Written task
The data must be written out once more, precisely as given.

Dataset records
===============

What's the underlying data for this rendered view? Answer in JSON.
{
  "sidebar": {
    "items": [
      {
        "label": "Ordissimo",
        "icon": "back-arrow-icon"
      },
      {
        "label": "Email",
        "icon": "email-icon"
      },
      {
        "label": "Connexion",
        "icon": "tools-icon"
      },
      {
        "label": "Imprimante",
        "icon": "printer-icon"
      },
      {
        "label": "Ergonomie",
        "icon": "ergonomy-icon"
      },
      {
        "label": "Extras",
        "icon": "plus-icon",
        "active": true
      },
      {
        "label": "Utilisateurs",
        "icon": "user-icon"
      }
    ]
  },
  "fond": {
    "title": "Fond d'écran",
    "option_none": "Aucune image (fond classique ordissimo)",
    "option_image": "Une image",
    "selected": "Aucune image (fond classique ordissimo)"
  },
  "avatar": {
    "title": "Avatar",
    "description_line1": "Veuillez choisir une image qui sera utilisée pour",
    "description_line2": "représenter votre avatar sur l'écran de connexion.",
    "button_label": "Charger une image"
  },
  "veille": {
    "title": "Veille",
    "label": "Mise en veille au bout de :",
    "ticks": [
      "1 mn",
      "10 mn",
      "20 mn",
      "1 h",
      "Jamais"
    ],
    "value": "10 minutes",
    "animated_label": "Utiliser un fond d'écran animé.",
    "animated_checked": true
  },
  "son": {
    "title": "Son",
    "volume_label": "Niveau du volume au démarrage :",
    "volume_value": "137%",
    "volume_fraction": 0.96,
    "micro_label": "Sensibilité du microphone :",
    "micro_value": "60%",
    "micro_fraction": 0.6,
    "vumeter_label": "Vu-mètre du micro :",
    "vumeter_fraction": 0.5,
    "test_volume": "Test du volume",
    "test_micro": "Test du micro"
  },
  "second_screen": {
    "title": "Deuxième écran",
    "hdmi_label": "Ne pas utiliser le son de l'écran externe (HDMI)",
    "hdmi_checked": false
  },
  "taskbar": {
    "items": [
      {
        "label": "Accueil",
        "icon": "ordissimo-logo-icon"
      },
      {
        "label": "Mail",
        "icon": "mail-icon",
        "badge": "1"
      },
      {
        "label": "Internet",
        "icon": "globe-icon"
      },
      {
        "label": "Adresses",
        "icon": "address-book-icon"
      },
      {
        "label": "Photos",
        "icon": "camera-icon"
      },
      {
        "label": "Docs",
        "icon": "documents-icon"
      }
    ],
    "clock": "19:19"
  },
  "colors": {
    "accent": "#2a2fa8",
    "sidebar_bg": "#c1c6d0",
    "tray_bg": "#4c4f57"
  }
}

===============

Reply
What's the underlying data for this rendered view? Answer in JSON.
{
  "sidebar": {
    "items": [
      {
        "label": "Ordissimo",
        "icon": "back-arrow-icon"
      },
      {
        "label": "Email",
        "icon": "email-icon"
      },
      {
        "label": "Connexion",
        "icon": "tools-icon"
      },
      {
        "label": "Imprimante",
        "icon": "printer-icon"
      },
      {
        "label": "Ergonomie",
        "icon": "ergonomy-icon"
      },
      {
        "label": "Extras",
        "icon": "plus-icon",
        "active": true
      },
      {
        "label": "Utilisateurs",
        "icon": "user-icon"
      }
    ]
  },
  "fond": {
    "title": "Fond d'écran",
    "option_none": "Aucune image (fond classique ordissimo)",
    "option_image": "Une image",
    "selected": "Aucune image (fond classique ordissimo)"
  },
  "avatar": {
    "title": "Avatar",
    "description_line1": "Veuillez choisir une image qui sera utilisée pour",
    "description_line2": "représenter votre avatar sur l'écran de connexion.",
    "button_label": "Charger une image"
  },
  "veille": {
    "title": "Veille",
    "label": "Mise en veille au bout de :",
    "ticks": [
      "1 mn",
      "10 mn",
      "20 mn",
      "1 h",
      "Jamais"
    ],
    "value": "10 minutes",
    "animated_label": "Utiliser un fond d'écran animé.",
    "animated_checked": true
  },
  "son": {
    "title": "Son",
    "volume_label": "Niveau du volume au démarrage :",
    "volume_value": "137%",
    "volume_fraction": 0.96,
    "micro_label": "Sensibilité du microphone :",
    "micro_value": "60%",
    "micro_fraction": 0.6,
    "vumeter_label": "Vu-mètre du micro :",
    "vumeter_fraction": 0.5,
    "test_volume": "Test du volume",
    "test_micro": "Test du micro"
  },
  "second_screen": {
    "title": "Deuxième écran",
    "hdmi_label": "Ne pas utiliser le son de l'écran externe (HDMI)",
    "hdmi_checked": false
  },
  "taskbar": {
    "items": [
      {
        "label": "Accueil",
        "icon": "ordissimo-logo-icon"
      },
      {
        "label": "Mail",
        "icon": "mail-icon",
        "badge": "1"
      },
      {
        "label": "Internet",
        "icon": "globe-icon"
      },
      {
        "label": "Adresses",
        "icon": "address-book-icon"
      },
      {
        "label": "Photos",
        "icon": "camera-icon"
      },
      {
        "label": "Docs",
        "icon": "documents-icon"
      }
    ],
    "clock": "19:19"
  },
  "colors": {
    "accent": "#2a2fa8",
    "sidebar_bg": "#c1c6d0",
    "tray_bg": "#4c4f57"
  }
}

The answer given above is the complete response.